**Task to complete:** Copy out all of the data below with no alterations.

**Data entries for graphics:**
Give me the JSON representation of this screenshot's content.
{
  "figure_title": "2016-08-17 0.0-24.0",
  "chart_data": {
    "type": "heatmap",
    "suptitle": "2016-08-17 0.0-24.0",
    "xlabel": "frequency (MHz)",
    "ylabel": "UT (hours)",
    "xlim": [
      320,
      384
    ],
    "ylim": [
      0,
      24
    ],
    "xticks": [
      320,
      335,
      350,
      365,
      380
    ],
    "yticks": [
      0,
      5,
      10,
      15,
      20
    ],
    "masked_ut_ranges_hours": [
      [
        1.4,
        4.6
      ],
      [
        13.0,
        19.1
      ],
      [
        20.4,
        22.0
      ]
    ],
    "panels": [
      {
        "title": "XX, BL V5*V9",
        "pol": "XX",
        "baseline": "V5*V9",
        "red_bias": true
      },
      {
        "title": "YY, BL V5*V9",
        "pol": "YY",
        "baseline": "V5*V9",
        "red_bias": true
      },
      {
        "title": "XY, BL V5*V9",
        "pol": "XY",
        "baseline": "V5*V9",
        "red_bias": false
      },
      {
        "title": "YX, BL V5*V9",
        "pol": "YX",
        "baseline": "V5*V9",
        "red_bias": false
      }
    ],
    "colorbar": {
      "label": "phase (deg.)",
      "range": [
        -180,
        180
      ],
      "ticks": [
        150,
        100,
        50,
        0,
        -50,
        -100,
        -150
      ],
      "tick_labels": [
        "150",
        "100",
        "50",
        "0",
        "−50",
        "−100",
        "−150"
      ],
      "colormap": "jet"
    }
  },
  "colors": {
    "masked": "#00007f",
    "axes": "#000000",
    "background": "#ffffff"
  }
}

**Output of the task:**
Give me the JSON representation of this screenshot's content.
{
  "figure_title": "2016-08-17 0.0-24.0",
  "chart_data": {
    "type": "heatmap",
    "suptitle": "2016-08-17 0.0-24.0",
    "xlabel": "frequency (MHz)",
    "ylabel": "UT (hours)",
    "xlim": [
      320,
      384
    ],
    "ylim": [
      0,
      24
    ],
    "xticks": [
      320,
      335,
      350,
      365,
      380
    ],
    "yticks": [
      0,
      5,
      10,
      15,
      20
    ],
    "masked_ut_ranges_hours": [
      [
        1.4,
        4.6
      ],
      [
        13.0,
        19.1
      ],
      [
        20.4,
        22.0
      ]
    ],
    "panels": [
      {
        "title": "XX, BL V5*V9",
        "pol": "XX",
        "baseline": "V5*V9",
        "red_bias": true
      },
      {
        "title": "YY, BL V5*V9",
        "pol": "YY",
        "baseline": "V5*V9",
        "red_bias": true
      },
      {
        "title": "XY, BL V5*V9",
        "pol": "XY",
        "baseline": "V5*V9",
        "red_bias": false
      },
      {
        "title": "YX, BL V5*V9",
        "pol": "YX",
        "baseline": "V5*V9",
        "red_bias": false
      }
    ],
    "colorbar": {
      "label": "phase (deg.)",
      "range": [
        -180,
        180
      ],
      "ticks": [
        150,
        100,
        50,
        0,
        -50,
        -100,
        -150
      ],
      "tick_labels": [
        "150",
        "100",
        "50",
        "0",
        "−50",
        "−100",
        "−150"
      ],
      "colormap": "jet"
    }
  },
  "colors": {
    "masked": "#00007f",
    "axes": "#000000",
    "background": "#ffffff"
  }
}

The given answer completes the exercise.